(Dataset records)
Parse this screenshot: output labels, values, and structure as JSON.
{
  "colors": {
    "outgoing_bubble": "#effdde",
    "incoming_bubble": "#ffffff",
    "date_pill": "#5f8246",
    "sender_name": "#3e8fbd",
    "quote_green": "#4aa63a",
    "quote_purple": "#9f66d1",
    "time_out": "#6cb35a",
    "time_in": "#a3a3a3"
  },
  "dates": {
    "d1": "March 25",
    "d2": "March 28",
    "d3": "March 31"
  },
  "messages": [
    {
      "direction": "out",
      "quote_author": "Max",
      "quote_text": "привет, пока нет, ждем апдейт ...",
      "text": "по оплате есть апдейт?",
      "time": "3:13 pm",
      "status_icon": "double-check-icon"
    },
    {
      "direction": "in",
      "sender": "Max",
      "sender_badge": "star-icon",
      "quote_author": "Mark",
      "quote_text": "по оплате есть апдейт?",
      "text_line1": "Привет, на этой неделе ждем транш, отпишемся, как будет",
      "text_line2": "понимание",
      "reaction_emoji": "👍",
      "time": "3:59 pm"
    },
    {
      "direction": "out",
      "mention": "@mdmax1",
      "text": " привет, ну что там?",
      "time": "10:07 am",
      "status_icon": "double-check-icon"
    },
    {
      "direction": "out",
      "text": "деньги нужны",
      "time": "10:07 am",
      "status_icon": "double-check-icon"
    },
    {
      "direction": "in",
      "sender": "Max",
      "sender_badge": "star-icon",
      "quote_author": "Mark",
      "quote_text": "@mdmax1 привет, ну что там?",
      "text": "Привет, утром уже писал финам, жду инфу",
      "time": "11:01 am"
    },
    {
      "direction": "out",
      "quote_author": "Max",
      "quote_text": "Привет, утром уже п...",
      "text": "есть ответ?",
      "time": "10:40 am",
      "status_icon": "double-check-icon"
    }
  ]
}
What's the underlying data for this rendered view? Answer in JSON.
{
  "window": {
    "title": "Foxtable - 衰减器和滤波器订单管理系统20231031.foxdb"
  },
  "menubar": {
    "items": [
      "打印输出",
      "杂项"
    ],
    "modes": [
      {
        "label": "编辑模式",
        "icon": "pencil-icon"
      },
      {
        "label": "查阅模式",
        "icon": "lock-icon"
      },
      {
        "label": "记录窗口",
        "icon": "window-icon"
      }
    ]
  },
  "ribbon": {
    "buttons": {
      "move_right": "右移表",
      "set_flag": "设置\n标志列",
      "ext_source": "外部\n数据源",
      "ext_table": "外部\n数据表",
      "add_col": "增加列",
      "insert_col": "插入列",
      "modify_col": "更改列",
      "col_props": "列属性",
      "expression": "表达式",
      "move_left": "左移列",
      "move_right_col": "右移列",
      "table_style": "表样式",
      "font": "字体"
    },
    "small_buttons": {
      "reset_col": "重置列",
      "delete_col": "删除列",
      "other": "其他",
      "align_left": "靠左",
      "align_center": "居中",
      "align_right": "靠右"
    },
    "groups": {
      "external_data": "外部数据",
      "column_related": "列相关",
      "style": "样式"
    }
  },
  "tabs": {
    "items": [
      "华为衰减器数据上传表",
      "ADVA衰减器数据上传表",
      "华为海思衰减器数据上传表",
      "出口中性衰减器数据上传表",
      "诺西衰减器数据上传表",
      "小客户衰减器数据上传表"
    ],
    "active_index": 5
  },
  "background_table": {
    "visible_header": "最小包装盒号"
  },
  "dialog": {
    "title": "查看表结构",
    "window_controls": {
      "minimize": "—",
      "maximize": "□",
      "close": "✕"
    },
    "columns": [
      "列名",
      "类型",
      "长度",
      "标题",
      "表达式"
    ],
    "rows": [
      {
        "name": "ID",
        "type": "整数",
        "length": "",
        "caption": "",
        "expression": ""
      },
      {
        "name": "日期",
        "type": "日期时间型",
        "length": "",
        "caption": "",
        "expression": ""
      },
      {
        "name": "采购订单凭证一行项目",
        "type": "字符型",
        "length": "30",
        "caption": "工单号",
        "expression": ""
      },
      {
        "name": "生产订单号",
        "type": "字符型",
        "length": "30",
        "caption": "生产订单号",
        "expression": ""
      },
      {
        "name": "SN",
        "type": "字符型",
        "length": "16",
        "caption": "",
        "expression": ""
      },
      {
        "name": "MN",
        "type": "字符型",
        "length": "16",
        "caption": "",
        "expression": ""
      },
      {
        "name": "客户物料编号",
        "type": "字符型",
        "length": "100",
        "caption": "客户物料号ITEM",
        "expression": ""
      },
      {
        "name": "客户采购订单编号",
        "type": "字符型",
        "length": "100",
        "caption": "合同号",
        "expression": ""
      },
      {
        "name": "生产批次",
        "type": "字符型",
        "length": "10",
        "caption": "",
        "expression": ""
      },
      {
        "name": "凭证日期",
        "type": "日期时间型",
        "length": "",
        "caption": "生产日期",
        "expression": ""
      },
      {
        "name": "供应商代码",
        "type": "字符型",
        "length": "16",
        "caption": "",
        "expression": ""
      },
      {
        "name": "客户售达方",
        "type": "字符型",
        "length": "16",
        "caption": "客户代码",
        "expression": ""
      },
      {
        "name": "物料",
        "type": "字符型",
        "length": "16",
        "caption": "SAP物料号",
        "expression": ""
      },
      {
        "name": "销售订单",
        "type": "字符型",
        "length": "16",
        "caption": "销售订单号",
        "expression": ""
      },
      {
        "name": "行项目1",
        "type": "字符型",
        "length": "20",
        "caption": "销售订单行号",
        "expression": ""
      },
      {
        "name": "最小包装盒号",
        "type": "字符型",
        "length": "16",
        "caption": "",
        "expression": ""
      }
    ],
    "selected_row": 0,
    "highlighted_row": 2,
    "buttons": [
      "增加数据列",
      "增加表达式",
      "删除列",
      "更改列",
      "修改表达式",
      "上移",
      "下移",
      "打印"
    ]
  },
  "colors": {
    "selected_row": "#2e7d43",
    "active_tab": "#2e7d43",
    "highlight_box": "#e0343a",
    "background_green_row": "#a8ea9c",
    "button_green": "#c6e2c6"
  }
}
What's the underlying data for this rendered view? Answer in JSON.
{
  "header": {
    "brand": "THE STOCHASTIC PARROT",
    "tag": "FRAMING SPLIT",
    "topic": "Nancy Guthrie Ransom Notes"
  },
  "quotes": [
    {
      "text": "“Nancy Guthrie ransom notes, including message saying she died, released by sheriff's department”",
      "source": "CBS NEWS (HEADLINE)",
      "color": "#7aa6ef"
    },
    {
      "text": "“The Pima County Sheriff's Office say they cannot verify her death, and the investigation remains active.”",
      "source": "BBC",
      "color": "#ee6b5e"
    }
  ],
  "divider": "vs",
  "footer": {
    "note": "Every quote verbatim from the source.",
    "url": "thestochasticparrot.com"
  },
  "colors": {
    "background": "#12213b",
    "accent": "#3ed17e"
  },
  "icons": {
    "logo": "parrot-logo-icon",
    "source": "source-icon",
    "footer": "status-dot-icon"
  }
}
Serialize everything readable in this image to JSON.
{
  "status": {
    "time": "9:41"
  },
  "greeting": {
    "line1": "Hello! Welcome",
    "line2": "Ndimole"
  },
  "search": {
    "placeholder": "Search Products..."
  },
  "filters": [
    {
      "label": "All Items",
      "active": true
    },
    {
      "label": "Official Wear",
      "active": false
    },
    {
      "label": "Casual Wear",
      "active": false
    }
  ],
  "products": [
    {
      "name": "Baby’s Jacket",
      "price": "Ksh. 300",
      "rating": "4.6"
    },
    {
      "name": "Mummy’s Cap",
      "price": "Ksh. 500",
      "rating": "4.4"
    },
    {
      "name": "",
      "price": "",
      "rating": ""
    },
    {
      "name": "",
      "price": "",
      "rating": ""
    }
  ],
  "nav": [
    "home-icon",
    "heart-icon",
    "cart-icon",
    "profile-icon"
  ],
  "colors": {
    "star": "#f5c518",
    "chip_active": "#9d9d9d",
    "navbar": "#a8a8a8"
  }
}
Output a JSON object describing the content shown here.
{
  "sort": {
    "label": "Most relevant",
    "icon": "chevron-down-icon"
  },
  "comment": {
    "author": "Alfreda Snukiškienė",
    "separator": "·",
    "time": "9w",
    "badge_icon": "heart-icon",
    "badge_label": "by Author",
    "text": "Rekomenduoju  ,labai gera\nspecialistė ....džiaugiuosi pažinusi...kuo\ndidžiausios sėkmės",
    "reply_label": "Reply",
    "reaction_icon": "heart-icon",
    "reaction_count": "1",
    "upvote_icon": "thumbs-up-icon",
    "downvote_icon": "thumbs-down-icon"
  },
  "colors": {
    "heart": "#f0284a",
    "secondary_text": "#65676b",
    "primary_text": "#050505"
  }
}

What the task requires
Reproduce, word for word, only the lines from the one that contains "Serialize everything readable" through the final line.

Written response
Serialize everything readable in this image to JSON.
{
  "status": {
    "time": "9:41"
  },
  "greeting": {
    "line1": "Hello! Welcome",
    "line2": "Ndimole"
  },
  "search": {
    "placeholder": "Search Products..."
  },
  "filters": [
    {
      "label": "All Items",
      "active": true
    },
    {
      "label": "Official Wear",
      "active": false
    },
    {
      "label": "Casual Wear",
      "active": false
    }
  ],
  "products": [
    {
      "name": "Baby’s Jacket",
      "price": "Ksh. 300",
      "rating": "4.6"
    },
    {
      "name": "Mummy’s Cap",
      "price": "Ksh. 500",
      "rating": "4.4"
    },
    {
      "name": "",
      "price": "",
      "rating": ""
    },
    {
      "name": "",
      "price": "",
      "rating": ""
    }
  ],
  "nav": [
    "home-icon",
    "heart-icon",
    "cart-icon",
    "profile-icon"
  ],
  "colors": {
    "star": "#f5c518",
    "chip_active": "#9d9d9d",
    "navbar": "#a8a8a8"
  }
}
Output a JSON object describing the content shown here.
{
  "sort": {
    "label": "Most relevant",
    "icon": "chevron-down-icon"
  },
  "comment": {
    "author": "Alfreda Snukiškienė",
    "separator": "·",
    "time": "9w",
    "badge_icon": "heart-icon",
    "badge_label": "by Author",
    "text": "Rekomenduoju  ,labai gera\nspecialistė ....džiaugiuosi pažinusi...kuo\ndidžiausios sėkmės",
    "reply_label": "Reply",
    "reaction_icon": "heart-icon",
    "reaction_count": "1",
    "upvote_icon": "thumbs-up-icon",
    "downvote_icon": "thumbs-down-icon"
  },
  "colors": {
    "heart": "#f0284a",
    "secondary_text": "#65676b",
    "primary_text": "#050505"
  }
}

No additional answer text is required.